__Passage shown__.
——

29,000 patients are treated with blood or blood products in New Zealand each year.
Approximately 120,000 units of whole blood are collected every year in New Zealand.
Much of todays medical care depends on a steady supply of blood from volunteer donors.
Just one donation can help save the lives of up to three people.
One donation can be separated into several components (red blood cells, platelets and plasma) each of which are used to treat different types of patients, for example, accident and burns victims, patients undergoing surgery, adults and children suffering leukaemia, and transplant patients.
Large amounts of plasma are also needed to make special plasma protein concentrates.
When giving blood, approximately 470mL of blood will be donated (7% - 8% of the blood volume of an average adult, i.e. approx. 1.5 cans of soft drink), plus 15mL for test samples.
The body will replace the fluids of the donated blood in just 24 hours. The red blood cells will be replaced in about 6 to 8 weeks. After 3 months, a person can choose to donate again.
There are four main blood types A, B, AB and O in the ABO blood group system.
When you become a blood donor you will be advised of your blood group.

——

__What you will do__.
a - Answer these from the passage on blood donation:
(i) About how many units of whole blood are collected in New Zealand every year?
(ii) How long does the body take to replace the fluids of donated blood?
(iii) What are the four main blood types in the ABO blood group system?
b - Pick up the passage on blood donation after its final sentence and write a few more sentences in the same plain, factual style.

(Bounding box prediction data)

——

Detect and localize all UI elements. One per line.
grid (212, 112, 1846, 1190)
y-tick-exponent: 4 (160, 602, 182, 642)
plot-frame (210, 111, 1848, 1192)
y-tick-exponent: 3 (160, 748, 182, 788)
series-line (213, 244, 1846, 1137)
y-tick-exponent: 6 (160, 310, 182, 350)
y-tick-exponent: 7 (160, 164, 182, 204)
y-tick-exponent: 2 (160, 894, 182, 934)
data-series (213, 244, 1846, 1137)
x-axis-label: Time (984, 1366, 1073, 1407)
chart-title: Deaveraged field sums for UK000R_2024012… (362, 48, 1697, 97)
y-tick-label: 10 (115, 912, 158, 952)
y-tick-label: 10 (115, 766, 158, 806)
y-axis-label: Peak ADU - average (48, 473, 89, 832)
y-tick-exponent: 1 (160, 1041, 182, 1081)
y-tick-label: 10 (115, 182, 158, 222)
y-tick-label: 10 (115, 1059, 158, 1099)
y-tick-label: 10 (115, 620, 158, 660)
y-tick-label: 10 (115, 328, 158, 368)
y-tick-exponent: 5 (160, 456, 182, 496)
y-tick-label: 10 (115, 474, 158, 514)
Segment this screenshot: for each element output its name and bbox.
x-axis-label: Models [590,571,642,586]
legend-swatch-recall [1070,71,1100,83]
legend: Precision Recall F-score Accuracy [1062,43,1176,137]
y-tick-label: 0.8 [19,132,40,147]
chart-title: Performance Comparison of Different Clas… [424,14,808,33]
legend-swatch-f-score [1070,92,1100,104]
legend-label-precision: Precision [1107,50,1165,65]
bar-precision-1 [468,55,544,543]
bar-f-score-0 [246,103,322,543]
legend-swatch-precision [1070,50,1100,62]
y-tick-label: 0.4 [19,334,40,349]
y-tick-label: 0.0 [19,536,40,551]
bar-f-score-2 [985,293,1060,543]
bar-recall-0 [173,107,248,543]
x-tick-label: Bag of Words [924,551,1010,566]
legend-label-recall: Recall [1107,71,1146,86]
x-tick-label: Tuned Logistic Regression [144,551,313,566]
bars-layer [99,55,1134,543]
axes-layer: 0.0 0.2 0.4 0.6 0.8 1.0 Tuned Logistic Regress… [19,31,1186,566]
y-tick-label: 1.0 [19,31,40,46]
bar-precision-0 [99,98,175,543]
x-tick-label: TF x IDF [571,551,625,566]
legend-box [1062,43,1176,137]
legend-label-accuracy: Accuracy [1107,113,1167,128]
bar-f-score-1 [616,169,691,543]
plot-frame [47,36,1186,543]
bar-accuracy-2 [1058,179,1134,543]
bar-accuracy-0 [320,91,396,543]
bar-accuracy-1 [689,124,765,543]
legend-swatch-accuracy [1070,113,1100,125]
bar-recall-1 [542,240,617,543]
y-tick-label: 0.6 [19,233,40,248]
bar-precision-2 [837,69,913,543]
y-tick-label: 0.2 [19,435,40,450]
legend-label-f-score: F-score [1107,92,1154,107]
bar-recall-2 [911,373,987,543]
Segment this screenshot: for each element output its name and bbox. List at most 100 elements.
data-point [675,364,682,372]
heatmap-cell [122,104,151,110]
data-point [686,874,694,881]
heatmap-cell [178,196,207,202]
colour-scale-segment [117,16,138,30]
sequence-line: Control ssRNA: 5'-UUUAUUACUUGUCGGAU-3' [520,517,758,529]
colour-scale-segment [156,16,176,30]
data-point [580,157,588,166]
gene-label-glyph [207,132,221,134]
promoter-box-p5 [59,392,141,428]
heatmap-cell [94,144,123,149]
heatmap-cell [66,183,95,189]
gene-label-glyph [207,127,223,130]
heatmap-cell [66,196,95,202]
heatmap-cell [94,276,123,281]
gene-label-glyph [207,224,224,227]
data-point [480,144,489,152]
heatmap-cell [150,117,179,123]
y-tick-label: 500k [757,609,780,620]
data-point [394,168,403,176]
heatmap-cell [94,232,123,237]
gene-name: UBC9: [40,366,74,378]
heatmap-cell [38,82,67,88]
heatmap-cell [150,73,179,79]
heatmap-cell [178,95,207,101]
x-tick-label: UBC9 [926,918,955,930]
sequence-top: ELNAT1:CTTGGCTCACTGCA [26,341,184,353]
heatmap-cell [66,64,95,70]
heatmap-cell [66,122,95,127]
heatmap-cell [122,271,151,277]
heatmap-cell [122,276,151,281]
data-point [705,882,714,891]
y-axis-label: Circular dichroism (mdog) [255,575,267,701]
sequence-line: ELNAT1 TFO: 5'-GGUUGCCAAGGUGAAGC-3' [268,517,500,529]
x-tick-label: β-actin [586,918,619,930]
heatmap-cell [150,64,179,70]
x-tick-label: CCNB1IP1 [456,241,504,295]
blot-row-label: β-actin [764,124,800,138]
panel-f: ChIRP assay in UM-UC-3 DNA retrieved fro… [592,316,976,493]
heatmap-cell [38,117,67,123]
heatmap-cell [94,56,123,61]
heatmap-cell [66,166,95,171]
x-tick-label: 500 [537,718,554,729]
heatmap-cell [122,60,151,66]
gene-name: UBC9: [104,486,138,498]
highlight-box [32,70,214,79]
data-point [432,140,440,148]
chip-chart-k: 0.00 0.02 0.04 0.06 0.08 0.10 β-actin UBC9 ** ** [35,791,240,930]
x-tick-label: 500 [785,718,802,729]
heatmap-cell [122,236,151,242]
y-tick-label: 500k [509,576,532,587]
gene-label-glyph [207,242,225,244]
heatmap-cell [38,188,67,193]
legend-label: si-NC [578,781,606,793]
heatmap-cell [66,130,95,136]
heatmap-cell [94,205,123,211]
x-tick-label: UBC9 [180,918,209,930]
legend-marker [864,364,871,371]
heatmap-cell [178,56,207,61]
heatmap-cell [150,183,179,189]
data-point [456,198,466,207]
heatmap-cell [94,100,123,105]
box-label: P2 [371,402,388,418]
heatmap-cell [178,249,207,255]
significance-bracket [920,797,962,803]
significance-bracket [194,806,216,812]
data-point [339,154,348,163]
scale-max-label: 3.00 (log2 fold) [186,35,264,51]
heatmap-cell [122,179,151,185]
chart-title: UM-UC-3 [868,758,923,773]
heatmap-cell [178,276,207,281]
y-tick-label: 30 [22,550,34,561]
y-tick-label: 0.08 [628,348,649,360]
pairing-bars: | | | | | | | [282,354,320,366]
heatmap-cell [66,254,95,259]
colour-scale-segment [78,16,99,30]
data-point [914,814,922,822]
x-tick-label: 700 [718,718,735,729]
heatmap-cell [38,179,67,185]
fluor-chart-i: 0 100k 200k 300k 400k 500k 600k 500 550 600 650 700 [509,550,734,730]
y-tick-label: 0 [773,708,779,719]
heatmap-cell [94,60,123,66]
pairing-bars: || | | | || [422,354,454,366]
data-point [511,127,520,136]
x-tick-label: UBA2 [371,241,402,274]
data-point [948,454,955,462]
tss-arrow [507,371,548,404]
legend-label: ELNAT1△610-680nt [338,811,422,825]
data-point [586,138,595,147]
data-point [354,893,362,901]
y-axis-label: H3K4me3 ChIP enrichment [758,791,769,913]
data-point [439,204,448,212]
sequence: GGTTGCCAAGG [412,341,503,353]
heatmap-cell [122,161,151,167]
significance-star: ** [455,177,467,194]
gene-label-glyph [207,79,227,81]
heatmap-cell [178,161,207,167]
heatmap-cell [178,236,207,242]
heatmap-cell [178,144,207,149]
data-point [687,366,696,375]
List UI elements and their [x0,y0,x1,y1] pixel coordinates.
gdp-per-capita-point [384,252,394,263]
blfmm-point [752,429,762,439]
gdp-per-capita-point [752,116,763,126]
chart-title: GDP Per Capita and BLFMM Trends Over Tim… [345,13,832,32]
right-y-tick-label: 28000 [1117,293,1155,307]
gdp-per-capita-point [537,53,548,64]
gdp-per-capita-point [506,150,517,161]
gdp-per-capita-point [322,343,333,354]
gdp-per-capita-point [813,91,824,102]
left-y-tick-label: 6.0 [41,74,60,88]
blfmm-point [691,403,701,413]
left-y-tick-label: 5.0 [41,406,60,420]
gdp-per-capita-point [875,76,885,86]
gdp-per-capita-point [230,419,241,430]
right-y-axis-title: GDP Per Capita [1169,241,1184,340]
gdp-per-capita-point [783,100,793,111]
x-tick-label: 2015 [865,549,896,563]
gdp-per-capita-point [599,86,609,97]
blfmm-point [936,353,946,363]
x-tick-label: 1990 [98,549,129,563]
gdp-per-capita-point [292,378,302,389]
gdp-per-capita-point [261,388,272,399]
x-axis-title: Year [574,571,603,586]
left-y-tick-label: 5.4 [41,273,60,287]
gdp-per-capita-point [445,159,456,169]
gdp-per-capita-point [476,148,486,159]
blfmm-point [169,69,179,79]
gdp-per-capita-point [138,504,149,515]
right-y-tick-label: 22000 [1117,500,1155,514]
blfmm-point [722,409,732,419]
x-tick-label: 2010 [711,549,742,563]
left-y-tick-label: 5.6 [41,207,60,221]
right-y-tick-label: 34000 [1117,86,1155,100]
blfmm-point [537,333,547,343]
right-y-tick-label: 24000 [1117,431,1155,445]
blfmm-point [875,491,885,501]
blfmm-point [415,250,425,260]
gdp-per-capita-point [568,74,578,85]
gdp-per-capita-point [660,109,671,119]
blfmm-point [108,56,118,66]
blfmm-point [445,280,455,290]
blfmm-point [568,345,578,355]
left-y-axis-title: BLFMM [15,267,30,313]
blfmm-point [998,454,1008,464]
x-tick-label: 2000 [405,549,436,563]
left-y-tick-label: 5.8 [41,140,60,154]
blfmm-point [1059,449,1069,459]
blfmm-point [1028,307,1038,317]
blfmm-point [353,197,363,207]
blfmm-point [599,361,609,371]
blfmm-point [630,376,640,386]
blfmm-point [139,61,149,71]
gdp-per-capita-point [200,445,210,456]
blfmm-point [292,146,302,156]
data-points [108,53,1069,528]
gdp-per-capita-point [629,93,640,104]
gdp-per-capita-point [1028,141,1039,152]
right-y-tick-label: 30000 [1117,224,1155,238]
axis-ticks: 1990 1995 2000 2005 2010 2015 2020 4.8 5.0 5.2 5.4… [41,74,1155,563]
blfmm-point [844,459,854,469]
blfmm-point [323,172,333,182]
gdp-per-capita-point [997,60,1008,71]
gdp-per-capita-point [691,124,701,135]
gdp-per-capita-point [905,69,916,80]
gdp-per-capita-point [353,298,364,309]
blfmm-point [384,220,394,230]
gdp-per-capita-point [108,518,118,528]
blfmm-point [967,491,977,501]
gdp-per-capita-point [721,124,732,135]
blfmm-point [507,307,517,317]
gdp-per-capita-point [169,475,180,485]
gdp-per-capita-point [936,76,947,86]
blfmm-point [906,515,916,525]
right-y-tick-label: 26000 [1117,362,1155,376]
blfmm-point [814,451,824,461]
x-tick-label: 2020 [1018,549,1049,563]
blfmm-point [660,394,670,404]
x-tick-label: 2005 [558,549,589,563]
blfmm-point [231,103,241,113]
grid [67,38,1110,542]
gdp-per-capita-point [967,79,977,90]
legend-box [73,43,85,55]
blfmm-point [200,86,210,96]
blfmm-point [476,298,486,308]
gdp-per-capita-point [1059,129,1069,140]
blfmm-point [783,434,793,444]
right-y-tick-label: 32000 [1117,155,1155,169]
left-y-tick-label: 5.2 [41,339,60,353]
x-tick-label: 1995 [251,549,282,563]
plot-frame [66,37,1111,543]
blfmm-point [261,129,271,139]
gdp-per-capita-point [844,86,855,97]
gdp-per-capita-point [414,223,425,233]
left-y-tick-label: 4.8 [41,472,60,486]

——

__Expected outputs__.
a -
(i) Approximately 120,000 units.
(ii) 24 hours.
(iii) A, B, AB and O.

b -
There are about one billion red blood cells in two or three drops of blood.
Red blood cells, white blood cells and platelets are constantly being made in your bone marrow.
The red cell component of blood must be transfused within 35 days of collection.
Platelets must be transfused within 7 days of collection.
Plasma can be frozen for up to two years and blood products made from plasma can be stored for up to two years.
People who have been in accidents and suffered massive blood loss may need multiple transfusions of red cell components.
The biggest use of blood products is for the treatment of cancer at 29% with the next biggest being accidents at 18%. Blood required for mothers and babies makes up 6%. People who have been in accidents and suffered massive blood loss may need multiple transfusions of red cell components.